**Required action**
Which of the lines below contain the string "interacting"? Copy each one.

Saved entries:
* * *
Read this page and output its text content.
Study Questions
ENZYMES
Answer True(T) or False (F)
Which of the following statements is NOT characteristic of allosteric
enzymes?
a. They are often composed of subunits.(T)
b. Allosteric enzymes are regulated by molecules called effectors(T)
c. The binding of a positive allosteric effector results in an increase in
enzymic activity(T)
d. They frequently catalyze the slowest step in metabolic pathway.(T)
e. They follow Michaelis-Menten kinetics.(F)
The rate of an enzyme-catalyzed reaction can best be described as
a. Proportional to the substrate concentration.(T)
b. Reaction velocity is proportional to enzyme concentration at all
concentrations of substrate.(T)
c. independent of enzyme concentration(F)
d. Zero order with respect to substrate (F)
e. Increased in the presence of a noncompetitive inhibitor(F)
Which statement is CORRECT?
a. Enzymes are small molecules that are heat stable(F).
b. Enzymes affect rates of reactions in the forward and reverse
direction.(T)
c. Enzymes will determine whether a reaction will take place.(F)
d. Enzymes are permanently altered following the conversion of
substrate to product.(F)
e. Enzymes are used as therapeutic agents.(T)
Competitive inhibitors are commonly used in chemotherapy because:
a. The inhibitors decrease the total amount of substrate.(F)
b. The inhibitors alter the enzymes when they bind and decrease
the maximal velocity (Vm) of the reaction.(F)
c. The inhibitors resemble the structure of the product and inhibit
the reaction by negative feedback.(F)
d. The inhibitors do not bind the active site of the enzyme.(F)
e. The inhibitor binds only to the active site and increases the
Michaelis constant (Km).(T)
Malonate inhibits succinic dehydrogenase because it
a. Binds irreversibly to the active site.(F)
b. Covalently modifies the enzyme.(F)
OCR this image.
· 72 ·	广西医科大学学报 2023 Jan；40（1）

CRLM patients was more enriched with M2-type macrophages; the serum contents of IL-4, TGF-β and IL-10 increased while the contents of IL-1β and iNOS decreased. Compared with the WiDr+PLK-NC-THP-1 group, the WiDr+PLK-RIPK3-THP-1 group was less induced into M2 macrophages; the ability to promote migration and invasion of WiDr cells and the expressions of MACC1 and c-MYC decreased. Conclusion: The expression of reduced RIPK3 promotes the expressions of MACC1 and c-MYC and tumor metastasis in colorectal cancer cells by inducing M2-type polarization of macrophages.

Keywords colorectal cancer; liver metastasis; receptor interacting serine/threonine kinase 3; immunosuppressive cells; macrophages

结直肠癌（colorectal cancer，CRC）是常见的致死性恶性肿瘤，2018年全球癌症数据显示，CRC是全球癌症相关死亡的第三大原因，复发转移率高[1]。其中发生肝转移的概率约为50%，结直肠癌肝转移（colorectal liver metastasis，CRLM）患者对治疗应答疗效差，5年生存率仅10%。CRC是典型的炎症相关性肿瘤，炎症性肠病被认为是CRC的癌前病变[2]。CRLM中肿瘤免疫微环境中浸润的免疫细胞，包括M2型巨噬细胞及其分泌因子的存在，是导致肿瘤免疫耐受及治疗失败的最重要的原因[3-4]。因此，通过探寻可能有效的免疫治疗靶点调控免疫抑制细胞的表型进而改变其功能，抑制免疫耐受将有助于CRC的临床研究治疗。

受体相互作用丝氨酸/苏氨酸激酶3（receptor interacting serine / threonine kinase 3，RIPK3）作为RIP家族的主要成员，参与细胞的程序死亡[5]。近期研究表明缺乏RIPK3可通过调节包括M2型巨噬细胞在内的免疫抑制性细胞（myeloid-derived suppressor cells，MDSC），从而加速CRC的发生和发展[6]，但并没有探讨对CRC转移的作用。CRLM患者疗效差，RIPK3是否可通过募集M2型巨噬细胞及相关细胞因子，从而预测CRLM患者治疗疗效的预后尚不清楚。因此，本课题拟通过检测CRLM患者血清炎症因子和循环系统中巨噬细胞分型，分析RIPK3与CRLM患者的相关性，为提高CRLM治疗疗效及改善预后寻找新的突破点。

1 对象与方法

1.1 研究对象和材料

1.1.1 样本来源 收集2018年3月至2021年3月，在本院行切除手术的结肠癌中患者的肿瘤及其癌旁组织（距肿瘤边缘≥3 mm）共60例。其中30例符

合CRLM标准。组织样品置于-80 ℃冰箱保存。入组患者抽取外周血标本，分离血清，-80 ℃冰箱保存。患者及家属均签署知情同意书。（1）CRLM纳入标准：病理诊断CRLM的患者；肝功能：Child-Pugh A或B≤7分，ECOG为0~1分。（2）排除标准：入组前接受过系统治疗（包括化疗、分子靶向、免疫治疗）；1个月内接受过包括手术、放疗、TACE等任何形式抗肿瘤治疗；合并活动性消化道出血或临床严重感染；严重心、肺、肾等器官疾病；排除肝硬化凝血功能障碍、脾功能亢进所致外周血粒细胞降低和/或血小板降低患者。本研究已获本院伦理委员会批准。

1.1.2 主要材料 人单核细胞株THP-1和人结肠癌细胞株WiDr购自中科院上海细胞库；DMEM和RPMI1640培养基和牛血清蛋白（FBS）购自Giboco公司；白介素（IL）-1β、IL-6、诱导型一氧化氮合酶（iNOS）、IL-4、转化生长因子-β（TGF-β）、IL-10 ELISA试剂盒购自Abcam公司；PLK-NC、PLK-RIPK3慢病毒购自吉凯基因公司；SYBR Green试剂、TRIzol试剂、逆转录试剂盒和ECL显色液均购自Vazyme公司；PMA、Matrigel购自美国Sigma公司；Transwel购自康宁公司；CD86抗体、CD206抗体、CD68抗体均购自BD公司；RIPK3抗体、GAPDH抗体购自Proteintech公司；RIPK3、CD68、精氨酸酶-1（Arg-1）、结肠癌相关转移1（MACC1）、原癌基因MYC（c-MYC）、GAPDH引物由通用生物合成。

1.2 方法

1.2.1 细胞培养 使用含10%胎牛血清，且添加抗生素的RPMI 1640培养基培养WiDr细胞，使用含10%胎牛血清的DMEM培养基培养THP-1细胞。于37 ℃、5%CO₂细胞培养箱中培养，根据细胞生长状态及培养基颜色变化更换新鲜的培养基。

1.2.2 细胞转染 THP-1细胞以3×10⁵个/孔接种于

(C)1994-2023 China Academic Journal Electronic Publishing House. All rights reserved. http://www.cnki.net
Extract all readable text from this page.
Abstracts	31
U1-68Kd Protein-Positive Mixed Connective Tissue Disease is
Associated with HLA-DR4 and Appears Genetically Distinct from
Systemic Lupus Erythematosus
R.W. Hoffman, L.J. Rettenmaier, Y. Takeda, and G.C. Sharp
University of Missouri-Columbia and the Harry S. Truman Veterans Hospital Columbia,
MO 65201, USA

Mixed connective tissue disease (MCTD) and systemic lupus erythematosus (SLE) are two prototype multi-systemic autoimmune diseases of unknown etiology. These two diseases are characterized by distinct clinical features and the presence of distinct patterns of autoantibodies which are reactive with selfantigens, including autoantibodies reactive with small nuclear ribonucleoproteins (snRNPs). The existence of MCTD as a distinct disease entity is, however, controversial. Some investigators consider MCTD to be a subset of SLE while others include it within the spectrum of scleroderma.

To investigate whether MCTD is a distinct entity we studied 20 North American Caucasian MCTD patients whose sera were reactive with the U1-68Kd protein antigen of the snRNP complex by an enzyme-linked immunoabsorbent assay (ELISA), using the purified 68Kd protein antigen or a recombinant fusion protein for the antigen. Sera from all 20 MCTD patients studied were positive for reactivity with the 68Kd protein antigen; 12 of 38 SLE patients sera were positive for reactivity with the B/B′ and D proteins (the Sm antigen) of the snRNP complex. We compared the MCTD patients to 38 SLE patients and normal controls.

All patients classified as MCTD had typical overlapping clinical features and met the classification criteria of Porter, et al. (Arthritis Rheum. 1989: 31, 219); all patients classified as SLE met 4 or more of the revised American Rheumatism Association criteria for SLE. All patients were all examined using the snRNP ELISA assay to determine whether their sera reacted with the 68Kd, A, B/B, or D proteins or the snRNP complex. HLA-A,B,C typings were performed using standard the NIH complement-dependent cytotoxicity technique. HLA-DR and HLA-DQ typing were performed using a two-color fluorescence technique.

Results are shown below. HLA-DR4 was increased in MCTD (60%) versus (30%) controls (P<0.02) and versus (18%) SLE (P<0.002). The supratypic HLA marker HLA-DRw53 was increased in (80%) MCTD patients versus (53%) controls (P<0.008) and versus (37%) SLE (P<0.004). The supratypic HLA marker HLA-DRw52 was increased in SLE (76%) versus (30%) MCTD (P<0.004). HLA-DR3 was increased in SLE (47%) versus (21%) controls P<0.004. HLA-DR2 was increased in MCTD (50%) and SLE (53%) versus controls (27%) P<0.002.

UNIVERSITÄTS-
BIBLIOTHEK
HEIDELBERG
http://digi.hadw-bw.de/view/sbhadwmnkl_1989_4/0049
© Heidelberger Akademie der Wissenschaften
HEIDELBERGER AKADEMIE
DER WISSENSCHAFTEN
* * *
**Exercise answer**
Keywords colorectal cancer; liver metastasis; receptor interacting serine/threonine kinase 3; immunosuppressive cells; macrophages
受体相互作用丝氨酸/苏氨酸激酶3（receptor interacting serine / threonine kinase 3，RIPK3）作为RIP家族的主要成员，参与细胞的程序死亡[5]。近期研究表明缺乏RIPK3可通过调节包括M2型巨噬细胞在内的免疫抑制性细胞（myeloid-derived suppressor cells，MDSC），从而加速CRC的发生和发展[6]，但并没有探讨对CRC转移的作用。CRLM患者疗效差，RIPK3是否可通过募集M2型巨噬细胞及相关细胞因子，从而预测CRLM患者治疗疗效的预后尚不清楚。因此，本课题拟通过检测CRLM患者血清炎症因子和循环系统中巨噬细胞分型，分析RIPK3与CRLM患者的相关性，为提高CRLM治疗疗效及改善预后寻找新的突破点。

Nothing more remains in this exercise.